## THE PROBLEM:
Search the material for the word "screenshot" and report each line where it turns up.

## RECORDED INFORMATION:
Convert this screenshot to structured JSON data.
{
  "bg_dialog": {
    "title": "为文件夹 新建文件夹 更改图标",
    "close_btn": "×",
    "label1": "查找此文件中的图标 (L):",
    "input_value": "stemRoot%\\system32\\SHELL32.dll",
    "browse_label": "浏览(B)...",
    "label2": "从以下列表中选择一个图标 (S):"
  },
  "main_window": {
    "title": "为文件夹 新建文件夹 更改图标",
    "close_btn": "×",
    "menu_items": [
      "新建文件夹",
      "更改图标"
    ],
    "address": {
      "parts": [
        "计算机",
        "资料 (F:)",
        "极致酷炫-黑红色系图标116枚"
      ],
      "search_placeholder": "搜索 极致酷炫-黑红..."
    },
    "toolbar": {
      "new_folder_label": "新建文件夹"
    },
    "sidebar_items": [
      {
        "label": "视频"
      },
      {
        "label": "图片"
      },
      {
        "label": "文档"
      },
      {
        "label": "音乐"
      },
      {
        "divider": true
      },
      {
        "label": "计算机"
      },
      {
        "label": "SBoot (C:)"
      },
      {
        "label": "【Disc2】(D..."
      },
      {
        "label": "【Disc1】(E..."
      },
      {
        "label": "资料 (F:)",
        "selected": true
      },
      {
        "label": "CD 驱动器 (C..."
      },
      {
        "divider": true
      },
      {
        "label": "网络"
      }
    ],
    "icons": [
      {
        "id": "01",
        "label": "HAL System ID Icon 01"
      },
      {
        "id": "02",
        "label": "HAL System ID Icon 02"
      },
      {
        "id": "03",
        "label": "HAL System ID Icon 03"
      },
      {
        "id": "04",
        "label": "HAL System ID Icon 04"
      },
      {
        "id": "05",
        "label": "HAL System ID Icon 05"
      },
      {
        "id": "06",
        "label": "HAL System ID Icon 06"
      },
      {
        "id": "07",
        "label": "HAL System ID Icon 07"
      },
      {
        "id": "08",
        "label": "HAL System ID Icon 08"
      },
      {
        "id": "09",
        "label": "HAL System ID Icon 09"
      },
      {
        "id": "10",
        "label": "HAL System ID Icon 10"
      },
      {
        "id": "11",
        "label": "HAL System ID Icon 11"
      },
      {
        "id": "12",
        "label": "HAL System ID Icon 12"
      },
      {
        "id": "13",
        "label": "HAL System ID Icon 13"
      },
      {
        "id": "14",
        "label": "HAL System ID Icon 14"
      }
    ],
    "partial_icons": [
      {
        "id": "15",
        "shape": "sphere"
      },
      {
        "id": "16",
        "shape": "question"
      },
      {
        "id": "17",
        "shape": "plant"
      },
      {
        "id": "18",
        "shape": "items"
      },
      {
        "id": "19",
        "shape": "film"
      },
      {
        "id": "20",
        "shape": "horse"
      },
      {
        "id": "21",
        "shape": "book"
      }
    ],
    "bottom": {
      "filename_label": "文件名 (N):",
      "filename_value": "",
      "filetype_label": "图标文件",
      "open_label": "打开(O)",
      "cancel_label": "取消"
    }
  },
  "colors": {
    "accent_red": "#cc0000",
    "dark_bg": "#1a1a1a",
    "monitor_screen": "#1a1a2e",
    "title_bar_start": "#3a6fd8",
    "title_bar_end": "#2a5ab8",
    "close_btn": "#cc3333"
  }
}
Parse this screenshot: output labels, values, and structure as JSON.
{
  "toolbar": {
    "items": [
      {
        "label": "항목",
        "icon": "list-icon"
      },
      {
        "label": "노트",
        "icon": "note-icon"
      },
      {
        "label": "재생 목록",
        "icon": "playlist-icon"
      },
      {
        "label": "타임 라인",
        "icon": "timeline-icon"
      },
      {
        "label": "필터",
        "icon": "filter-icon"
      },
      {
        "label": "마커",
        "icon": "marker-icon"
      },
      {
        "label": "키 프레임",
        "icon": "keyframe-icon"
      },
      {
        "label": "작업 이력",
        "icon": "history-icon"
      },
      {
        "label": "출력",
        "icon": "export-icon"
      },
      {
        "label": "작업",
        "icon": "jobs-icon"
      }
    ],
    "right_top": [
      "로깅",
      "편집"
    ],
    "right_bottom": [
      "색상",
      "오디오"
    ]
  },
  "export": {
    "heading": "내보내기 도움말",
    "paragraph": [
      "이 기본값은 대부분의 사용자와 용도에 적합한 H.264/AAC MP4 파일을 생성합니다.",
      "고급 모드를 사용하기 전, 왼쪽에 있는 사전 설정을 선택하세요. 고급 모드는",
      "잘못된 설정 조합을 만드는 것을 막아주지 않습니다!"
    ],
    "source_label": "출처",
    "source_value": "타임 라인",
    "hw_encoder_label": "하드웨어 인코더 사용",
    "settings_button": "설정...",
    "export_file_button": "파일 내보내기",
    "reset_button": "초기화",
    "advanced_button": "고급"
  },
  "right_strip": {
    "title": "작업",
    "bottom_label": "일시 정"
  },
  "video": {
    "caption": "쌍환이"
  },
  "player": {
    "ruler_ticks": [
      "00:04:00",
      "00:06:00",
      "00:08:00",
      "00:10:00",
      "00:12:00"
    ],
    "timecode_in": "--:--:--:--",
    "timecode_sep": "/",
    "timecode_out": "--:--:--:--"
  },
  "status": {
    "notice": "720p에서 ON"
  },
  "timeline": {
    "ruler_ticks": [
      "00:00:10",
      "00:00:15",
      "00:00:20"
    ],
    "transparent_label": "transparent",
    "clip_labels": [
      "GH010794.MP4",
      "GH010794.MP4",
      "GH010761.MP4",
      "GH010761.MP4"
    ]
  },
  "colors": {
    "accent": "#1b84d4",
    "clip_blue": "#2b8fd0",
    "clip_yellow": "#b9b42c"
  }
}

## TASK OUTPUT:
Convert this screenshot to structured JSON data.
Parse this screenshot: output labels, values, and structure as JSON.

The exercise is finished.